▸ **EXERCISE PROMPT**: Look through the material below. Copy each line that contains the string "skills".

━━━ THE RECORDS ━━━

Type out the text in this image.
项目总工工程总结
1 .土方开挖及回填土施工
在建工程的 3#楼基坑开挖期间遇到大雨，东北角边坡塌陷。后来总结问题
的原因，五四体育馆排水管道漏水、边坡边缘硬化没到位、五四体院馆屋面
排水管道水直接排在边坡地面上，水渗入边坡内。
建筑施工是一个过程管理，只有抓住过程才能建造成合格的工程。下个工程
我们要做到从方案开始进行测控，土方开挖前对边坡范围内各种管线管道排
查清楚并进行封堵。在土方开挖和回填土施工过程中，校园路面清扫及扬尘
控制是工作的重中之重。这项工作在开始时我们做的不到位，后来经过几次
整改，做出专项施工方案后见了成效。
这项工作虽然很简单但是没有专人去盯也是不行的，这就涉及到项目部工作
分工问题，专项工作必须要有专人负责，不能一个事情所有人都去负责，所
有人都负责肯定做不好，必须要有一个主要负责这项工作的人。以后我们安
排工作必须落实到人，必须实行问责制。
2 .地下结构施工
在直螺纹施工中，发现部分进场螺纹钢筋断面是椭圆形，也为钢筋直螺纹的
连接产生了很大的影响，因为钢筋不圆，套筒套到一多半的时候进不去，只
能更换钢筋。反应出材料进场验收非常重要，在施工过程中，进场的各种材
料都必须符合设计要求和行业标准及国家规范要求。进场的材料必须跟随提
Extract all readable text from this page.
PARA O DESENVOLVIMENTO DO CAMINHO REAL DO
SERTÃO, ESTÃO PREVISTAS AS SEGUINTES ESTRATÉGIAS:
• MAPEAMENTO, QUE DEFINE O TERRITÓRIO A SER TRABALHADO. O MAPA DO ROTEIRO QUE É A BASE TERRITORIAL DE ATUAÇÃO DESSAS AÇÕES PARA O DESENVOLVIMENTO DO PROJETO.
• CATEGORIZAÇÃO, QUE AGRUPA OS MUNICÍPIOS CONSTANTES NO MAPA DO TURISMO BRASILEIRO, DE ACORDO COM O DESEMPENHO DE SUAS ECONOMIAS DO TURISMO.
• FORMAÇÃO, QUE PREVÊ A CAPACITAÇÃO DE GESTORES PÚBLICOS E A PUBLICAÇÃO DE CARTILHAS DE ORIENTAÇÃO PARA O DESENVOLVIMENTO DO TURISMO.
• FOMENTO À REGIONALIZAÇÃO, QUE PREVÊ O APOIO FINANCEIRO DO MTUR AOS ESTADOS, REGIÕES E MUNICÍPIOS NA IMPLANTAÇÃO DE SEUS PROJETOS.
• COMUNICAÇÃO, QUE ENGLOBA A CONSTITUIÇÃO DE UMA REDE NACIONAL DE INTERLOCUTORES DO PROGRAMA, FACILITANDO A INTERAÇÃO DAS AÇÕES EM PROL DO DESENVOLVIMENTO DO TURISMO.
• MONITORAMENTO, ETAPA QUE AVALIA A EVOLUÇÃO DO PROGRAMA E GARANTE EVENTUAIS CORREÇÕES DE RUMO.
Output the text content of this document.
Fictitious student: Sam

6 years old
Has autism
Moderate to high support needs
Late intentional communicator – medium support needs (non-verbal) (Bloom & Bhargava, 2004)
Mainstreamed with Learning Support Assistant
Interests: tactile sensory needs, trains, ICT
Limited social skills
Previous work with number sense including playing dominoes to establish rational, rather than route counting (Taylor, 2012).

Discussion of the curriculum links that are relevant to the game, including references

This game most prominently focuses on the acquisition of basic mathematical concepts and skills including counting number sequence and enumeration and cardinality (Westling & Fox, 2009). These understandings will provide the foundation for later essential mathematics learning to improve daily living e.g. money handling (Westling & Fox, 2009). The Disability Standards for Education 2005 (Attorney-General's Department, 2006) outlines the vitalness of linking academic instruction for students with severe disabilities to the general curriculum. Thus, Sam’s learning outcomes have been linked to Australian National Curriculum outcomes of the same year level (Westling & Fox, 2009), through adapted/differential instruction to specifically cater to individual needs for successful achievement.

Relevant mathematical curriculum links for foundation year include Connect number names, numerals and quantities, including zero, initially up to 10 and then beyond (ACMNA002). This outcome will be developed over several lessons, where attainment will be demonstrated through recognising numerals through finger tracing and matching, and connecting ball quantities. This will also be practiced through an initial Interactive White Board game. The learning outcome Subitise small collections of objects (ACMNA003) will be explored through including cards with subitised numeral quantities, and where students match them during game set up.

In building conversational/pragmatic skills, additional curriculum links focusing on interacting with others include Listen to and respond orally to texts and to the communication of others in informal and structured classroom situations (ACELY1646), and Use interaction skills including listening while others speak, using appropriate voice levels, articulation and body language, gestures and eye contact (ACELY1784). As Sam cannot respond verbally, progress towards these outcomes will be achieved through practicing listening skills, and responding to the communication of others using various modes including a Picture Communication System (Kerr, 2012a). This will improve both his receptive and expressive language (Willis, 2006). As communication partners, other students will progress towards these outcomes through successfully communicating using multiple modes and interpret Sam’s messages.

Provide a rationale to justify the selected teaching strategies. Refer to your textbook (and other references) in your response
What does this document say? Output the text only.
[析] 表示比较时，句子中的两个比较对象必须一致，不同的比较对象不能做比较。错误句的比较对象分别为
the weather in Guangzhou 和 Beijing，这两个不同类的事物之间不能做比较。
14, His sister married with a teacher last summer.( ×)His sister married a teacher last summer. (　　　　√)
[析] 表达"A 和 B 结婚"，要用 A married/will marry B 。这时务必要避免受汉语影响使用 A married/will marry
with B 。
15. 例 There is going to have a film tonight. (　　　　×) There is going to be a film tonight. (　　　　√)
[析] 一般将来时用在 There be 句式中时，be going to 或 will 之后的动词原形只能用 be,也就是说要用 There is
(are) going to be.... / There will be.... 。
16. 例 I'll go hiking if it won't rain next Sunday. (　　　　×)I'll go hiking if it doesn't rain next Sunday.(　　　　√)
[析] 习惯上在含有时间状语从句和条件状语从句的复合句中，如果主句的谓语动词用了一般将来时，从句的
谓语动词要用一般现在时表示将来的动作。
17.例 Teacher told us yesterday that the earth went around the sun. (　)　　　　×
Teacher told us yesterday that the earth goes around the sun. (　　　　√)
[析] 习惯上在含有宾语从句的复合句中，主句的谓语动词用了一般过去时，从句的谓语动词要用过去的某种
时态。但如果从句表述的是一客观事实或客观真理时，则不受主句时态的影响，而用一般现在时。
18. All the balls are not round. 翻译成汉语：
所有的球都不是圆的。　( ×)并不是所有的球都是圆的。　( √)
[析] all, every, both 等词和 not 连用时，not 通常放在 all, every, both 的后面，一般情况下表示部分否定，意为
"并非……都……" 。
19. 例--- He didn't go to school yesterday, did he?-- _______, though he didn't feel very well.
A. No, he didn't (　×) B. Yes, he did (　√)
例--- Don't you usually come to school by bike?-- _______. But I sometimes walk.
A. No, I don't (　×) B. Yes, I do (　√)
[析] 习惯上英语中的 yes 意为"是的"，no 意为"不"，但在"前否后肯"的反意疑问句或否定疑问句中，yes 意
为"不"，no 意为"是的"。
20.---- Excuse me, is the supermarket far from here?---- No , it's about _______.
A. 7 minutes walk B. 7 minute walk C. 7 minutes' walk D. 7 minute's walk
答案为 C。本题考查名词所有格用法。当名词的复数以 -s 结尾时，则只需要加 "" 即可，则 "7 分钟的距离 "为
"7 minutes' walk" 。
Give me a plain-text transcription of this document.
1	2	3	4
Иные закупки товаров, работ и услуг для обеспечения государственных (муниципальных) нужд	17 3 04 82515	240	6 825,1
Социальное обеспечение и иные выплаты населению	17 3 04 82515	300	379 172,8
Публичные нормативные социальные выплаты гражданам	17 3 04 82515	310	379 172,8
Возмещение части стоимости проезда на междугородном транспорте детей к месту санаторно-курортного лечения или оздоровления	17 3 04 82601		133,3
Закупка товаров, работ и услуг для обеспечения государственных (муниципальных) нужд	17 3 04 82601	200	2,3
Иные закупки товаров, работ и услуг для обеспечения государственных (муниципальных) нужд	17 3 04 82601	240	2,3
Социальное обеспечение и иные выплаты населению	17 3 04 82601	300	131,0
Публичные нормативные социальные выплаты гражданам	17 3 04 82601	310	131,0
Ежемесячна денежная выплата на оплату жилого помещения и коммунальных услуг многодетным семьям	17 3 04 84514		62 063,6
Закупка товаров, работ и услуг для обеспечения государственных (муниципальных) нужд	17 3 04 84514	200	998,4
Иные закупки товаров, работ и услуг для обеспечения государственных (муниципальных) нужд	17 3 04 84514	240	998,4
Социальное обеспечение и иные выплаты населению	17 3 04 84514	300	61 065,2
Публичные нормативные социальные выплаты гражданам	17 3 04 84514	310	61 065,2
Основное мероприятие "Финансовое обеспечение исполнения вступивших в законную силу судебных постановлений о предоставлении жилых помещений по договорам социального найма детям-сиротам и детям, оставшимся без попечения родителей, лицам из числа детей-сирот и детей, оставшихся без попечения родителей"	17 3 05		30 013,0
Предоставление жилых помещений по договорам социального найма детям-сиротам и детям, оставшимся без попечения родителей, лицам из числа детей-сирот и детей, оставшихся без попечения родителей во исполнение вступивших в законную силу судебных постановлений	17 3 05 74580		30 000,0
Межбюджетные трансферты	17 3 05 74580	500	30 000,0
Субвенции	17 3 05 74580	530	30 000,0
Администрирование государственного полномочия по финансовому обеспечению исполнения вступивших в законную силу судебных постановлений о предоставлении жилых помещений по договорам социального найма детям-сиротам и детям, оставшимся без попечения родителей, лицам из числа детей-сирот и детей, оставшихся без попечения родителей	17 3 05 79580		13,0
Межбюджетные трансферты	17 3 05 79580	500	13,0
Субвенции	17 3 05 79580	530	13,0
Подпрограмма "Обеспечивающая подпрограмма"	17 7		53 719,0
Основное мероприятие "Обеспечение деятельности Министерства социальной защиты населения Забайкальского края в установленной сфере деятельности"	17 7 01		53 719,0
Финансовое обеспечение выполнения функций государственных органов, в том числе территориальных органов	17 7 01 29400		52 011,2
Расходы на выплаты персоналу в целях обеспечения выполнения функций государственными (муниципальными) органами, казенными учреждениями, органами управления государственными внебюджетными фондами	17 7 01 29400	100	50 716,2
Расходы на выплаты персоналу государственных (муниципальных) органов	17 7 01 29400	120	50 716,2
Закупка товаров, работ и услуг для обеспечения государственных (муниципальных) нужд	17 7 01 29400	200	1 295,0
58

━━━

▸ **RESPONSE BELOW**:
Limited social skills
This game most prominently focuses on the acquisition of basic mathematical concepts and skills including counting number sequence and enumeration and cardinality (Westling & Fox, 2009). These understandings will provide the foundation for later essential mathematics learning to improve daily living e.g. money handling (Westling & Fox, 2009). The Disability Standards for Education 2005 (Attorney-General's Department, 2006) outlines the vitalness of linking academic instruction for students with severe disabilities to the general curriculum. Thus, Sam’s learning outcomes have been linked to Australian National Curriculum outcomes of the same year level (Westling & Fox, 2009), through adapted/differential instruction to specifically cater to individual needs for successful achievement.
In building conversational/pragmatic skills, additional curriculum links focusing on interacting with others include Listen to and respond orally to texts and to the communication of others in informal and structured classroom situations (ACELY1646), and Use interaction skills including listening while others speak, using appropriate voice levels, articulation and body language, gestures and eye contact (ACELY1784). As Sam cannot respond verbally, progress towards these outcomes will be achieved through practicing listening skills, and responding to the communication of others using various modes including a Picture Communication System (Kerr, 2012a). This will improve both his receptive and expressive language (Willis, 2006). As communication partners, other students will progress towards these outcomes through successfully communicating using multiple modes and interpret Sam’s messages.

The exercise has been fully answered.